++++ SOURCE RECORDS

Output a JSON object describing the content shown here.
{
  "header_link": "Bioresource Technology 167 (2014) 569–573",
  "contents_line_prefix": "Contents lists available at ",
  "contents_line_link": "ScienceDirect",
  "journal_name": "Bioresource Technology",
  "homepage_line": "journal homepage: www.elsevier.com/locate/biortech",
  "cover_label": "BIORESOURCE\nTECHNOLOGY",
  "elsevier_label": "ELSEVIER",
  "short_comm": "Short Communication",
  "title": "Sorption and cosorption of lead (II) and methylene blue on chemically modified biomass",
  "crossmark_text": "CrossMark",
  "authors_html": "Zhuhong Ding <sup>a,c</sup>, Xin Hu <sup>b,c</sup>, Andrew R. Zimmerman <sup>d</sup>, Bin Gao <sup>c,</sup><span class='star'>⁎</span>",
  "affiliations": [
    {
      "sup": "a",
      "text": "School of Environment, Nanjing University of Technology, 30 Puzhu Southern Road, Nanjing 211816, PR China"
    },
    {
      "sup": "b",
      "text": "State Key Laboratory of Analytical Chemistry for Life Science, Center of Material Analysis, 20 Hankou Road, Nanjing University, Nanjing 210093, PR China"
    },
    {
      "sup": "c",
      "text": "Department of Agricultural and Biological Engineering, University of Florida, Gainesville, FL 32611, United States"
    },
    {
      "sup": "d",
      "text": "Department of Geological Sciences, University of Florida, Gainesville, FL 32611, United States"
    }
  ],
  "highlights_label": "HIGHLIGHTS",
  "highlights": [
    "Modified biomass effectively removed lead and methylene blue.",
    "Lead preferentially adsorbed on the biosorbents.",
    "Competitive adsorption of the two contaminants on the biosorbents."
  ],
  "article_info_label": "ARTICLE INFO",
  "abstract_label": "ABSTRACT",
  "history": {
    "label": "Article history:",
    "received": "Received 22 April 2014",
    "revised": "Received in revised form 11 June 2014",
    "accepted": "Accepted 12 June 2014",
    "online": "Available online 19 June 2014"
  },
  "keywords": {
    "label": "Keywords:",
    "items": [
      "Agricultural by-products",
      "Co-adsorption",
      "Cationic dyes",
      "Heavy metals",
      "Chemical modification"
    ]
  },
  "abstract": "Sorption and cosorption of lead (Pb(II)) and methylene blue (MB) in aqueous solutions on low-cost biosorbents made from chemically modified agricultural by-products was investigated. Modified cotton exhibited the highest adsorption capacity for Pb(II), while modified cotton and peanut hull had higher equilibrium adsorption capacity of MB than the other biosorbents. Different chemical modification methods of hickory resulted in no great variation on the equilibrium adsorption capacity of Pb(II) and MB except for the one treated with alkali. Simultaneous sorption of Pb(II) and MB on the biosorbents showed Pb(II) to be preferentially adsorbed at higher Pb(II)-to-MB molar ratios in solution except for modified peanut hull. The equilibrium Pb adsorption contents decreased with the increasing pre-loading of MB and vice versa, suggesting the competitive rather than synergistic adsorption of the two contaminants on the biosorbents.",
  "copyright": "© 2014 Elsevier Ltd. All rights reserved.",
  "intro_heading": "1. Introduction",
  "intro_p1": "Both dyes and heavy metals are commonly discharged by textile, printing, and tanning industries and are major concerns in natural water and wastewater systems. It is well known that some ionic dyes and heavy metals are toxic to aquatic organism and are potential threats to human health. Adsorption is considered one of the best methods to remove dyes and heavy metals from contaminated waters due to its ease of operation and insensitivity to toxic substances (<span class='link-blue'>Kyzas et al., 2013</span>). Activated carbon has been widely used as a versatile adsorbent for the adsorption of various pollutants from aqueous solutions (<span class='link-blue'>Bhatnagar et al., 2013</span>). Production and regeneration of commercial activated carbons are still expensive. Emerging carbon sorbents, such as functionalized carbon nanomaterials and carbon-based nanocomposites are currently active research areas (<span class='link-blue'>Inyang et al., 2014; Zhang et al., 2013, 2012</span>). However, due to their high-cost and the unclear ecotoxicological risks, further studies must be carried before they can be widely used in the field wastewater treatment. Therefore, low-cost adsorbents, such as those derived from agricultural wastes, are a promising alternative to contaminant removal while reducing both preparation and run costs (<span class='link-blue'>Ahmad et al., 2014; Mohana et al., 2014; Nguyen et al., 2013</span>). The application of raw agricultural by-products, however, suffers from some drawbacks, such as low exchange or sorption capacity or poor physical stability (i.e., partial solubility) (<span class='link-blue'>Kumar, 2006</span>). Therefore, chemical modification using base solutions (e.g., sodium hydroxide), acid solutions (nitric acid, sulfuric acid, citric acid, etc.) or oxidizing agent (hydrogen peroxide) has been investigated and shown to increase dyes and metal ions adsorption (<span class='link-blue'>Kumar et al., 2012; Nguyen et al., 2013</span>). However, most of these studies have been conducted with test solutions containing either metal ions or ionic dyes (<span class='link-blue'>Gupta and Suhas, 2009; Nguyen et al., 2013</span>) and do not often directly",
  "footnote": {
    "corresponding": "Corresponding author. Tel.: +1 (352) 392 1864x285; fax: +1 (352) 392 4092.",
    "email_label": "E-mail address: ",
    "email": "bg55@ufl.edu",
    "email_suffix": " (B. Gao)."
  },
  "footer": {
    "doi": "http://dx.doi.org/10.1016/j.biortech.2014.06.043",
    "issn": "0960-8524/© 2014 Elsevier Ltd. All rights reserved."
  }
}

++++++++

Retype all the records, matching them exactly.

# EXERCISE SOLUTION:
Output a JSON object describing the content shown here.
{
  "header_link": "Bioresource Technology 167 (2014) 569–573",
  "contents_line_prefix": "Contents lists available at ",
  "contents_line_link": "ScienceDirect",
  "journal_name": "Bioresource Technology",
  "homepage_line": "journal homepage: www.elsevier.com/locate/biortech",
  "cover_label": "BIORESOURCE\nTECHNOLOGY",
  "elsevier_label": "ELSEVIER",
  "short_comm": "Short Communication",
  "title": "Sorption and cosorption of lead (II) and methylene blue on chemically modified biomass",
  "crossmark_text": "CrossMark",
  "authors_html": "Zhuhong Ding <sup>a,c</sup>, Xin Hu <sup>b,c</sup>, Andrew R. Zimmerman <sup>d</sup>, Bin Gao <sup>c,</sup><span class='star'>⁎</span>",
  "affiliations": [
    {
      "sup": "a",
      "text": "School of Environment, Nanjing University of Technology, 30 Puzhu Southern Road, Nanjing 211816, PR China"
    },
    {
      "sup": "b",
      "text": "State Key Laboratory of Analytical Chemistry for Life Science, Center of Material Analysis, 20 Hankou Road, Nanjing University, Nanjing 210093, PR China"
    },
    {
      "sup": "c",
      "text": "Department of Agricultural and Biological Engineering, University of Florida, Gainesville, FL 32611, United States"
    },
    {
      "sup": "d",
      "text": "Department of Geological Sciences, University of Florida, Gainesville, FL 32611, United States"
    }
  ],
  "highlights_label": "HIGHLIGHTS",
  "highlights": [
    "Modified biomass effectively removed lead and methylene blue.",
    "Lead preferentially adsorbed on the biosorbents.",
    "Competitive adsorption of the two contaminants on the biosorbents."
  ],
  "article_info_label": "ARTICLE INFO",
  "abstract_label": "ABSTRACT",
  "history": {
    "label": "Article history:",
    "received": "Received 22 April 2014",
    "revised": "Received in revised form 11 June 2014",
    "accepted": "Accepted 12 June 2014",
    "online": "Available online 19 June 2014"
  },
  "keywords": {
    "label": "Keywords:",
    "items": [
      "Agricultural by-products",
      "Co-adsorption",
      "Cationic dyes",
      "Heavy metals",
      "Chemical modification"
    ]
  },
  "abstract": "Sorption and cosorption of lead (Pb(II)) and methylene blue (MB) in aqueous solutions on low-cost biosorbents made from chemically modified agricultural by-products was investigated. Modified cotton exhibited the highest adsorption capacity for Pb(II), while modified cotton and peanut hull had higher equilibrium adsorption capacity of MB than the other biosorbents. Different chemical modification methods of hickory resulted in no great variation on the equilibrium adsorption capacity of Pb(II) and MB except for the one treated with alkali. Simultaneous sorption of Pb(II) and MB on the biosorbents showed Pb(II) to be preferentially adsorbed at higher Pb(II)-to-MB molar ratios in solution except for modified peanut hull. The equilibrium Pb adsorption contents decreased with the increasing pre-loading of MB and vice versa, suggesting the competitive rather than synergistic adsorption of the two contaminants on the biosorbents.",
  "copyright": "© 2014 Elsevier Ltd. All rights reserved.",
  "intro_heading": "1. Introduction",
  "intro_p1": "Both dyes and heavy metals are commonly discharged by textile, printing, and tanning industries and are major concerns in natural water and wastewater systems. It is well known that some ionic dyes and heavy metals are toxic to aquatic organism and are potential threats to human health. Adsorption is considered one of the best methods to remove dyes and heavy metals from contaminated waters due to its ease of operation and insensitivity to toxic substances (<span class='link-blue'>Kyzas et al., 2013</span>). Activated carbon has been widely used as a versatile adsorbent for the adsorption of various pollutants from aqueous solutions (<span class='link-blue'>Bhatnagar et al., 2013</span>). Production and regeneration of commercial activated carbons are still expensive. Emerging carbon sorbents, such as functionalized carbon nanomaterials and carbon-based nanocomposites are currently active research areas (<span class='link-blue'>Inyang et al., 2014; Zhang et al., 2013, 2012</span>). However, due to their high-cost and the unclear ecotoxicological risks, further studies must be carried before they can be widely used in the field wastewater treatment. Therefore, low-cost adsorbents, such as those derived from agricultural wastes, are a promising alternative to contaminant removal while reducing both preparation and run costs (<span class='link-blue'>Ahmad et al., 2014; Mohana et al., 2014; Nguyen et al., 2013</span>). The application of raw agricultural by-products, however, suffers from some drawbacks, such as low exchange or sorption capacity or poor physical stability (i.e., partial solubility) (<span class='link-blue'>Kumar, 2006</span>). Therefore, chemical modification using base solutions (e.g., sodium hydroxide), acid solutions (nitric acid, sulfuric acid, citric acid, etc.) or oxidizing agent (hydrogen peroxide) has been investigated and shown to increase dyes and metal ions adsorption (<span class='link-blue'>Kumar et al., 2012; Nguyen et al., 2013</span>). However, most of these studies have been conducted with test solutions containing either metal ions or ionic dyes (<span class='link-blue'>Gupta and Suhas, 2009; Nguyen et al., 2013</span>) and do not often directly",
  "footnote": {
    "corresponding": "Corresponding author. Tel.: +1 (352) 392 1864x285; fax: +1 (352) 392 4092.",
    "email_label": "E-mail address: ",
    "email": "bg55@ufl.edu",
    "email_suffix": " (B. Gao)."
  },
  "footer": {
    "doi": "http://dx.doi.org/10.1016/j.biortech.2014.06.043",
    "issn": "0960-8524/© 2014 Elsevier Ltd. All rights reserved."
  }
}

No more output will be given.